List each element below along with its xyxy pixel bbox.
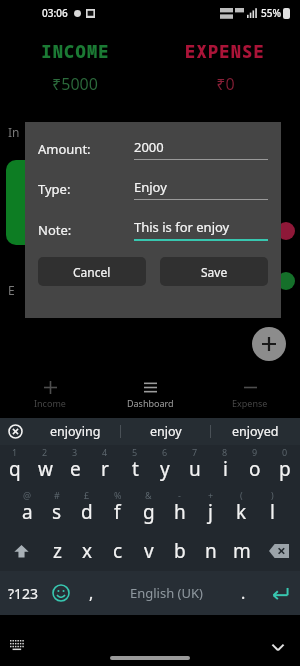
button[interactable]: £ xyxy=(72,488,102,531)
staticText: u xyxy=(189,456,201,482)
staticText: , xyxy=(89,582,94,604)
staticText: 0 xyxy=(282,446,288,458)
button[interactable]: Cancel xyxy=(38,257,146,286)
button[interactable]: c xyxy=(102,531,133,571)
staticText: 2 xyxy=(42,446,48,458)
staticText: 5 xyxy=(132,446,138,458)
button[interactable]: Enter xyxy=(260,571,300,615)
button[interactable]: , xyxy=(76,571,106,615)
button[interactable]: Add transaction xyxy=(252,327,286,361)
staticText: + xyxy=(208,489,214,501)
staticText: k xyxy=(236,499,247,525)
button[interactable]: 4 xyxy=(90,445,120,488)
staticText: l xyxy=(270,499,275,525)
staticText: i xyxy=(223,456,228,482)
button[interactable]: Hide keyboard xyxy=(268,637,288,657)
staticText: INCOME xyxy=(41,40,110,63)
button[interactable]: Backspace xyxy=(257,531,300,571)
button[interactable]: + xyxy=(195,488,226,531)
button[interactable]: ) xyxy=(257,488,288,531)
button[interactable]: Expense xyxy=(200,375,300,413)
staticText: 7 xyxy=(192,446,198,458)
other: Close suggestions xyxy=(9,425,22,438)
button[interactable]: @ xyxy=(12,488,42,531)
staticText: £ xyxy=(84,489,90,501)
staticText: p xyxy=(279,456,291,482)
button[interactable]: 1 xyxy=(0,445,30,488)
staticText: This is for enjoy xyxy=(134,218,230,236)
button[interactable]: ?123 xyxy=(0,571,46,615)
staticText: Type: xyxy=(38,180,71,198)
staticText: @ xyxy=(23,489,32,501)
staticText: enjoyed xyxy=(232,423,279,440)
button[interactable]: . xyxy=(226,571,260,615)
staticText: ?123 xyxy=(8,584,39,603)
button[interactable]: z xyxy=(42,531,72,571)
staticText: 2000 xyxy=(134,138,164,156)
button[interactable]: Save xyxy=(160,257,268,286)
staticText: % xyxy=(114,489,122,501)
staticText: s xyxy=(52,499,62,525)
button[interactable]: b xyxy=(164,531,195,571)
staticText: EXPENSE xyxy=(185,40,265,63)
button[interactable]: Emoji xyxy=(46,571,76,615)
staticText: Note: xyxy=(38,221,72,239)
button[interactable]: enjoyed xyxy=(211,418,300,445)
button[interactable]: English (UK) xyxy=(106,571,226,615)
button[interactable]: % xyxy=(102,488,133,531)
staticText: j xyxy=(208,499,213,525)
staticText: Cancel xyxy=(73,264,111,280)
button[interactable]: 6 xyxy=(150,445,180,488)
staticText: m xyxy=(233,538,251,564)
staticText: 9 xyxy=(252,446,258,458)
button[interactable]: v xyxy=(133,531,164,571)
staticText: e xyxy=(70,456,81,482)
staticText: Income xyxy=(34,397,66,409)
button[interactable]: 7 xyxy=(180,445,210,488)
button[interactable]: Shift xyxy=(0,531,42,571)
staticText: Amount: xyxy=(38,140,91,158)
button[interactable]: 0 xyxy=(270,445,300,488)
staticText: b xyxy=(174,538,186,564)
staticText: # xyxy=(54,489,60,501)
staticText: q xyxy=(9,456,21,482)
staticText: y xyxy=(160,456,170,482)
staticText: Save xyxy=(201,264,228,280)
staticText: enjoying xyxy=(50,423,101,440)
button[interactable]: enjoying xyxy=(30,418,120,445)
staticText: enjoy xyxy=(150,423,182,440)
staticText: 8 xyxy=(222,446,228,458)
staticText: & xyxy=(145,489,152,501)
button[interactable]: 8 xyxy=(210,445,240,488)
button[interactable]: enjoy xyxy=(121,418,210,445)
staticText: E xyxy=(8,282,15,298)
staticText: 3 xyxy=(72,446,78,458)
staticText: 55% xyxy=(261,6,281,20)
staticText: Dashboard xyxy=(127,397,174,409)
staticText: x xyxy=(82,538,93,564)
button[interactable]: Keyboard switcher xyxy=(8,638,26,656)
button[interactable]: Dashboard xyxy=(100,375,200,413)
══════════════════════════════
**REQUIREMENT**
Which lines of the listing above contain the string "Save", matching case exactly? Copy each of those lines.

**COMPLETED TASK**
button[interactable]: Save xyxy=(160,257,268,286)
staticText: Save xyxy=(201,264,228,280)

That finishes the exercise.